Brief:
Gather the lines that hold the string "Remedes".

Supplied records:
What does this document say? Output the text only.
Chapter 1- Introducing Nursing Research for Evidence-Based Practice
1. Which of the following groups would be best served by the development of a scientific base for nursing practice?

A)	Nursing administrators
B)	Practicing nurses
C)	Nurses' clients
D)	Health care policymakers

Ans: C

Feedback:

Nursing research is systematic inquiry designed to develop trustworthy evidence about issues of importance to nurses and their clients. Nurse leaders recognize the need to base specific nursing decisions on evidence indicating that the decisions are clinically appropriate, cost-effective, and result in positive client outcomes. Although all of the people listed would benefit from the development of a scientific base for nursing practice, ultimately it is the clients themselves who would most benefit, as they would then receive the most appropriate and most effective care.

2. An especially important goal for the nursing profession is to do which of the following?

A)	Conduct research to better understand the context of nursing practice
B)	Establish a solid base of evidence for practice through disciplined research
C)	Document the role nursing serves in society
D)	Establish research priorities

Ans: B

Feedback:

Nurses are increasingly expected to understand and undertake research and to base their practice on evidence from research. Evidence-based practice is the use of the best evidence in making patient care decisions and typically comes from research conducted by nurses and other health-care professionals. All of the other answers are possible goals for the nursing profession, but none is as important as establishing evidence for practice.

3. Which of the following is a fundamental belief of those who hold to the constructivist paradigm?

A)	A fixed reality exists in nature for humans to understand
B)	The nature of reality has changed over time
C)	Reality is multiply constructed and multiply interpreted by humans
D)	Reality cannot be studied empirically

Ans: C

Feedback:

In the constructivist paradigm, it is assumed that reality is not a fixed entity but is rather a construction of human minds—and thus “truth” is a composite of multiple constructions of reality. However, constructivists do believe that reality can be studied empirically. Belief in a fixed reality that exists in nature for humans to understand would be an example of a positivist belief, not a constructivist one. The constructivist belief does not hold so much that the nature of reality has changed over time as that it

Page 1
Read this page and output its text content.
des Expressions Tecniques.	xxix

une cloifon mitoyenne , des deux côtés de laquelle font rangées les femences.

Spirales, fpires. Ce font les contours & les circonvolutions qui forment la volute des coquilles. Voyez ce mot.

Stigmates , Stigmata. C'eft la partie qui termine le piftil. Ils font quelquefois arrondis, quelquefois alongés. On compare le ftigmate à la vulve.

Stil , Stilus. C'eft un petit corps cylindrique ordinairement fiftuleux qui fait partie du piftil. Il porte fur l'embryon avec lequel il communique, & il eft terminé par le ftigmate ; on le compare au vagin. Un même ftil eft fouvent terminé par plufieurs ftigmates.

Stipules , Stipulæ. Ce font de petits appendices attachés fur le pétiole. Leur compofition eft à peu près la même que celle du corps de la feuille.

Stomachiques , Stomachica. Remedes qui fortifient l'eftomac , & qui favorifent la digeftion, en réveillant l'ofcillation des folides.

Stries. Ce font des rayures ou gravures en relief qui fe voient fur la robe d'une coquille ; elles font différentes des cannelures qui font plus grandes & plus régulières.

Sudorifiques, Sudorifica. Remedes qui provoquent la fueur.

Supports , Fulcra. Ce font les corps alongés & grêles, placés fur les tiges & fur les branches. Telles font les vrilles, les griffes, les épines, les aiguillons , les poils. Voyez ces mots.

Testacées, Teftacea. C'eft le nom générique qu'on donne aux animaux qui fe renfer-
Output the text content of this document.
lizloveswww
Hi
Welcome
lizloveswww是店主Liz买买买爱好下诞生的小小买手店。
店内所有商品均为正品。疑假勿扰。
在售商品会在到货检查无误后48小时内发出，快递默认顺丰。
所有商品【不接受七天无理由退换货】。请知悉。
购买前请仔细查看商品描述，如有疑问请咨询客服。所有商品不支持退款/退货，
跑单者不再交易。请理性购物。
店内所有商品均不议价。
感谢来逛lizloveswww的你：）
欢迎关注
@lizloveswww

Answer in full:
Stomachiques , Stomachica. Remedes qui fortifient l'eftomac , & qui favorifent la digeftion, en réveillant l'ofcillation des folides.
Sudorifiques, Sudorifica. Remedes qui provoquent la fueur.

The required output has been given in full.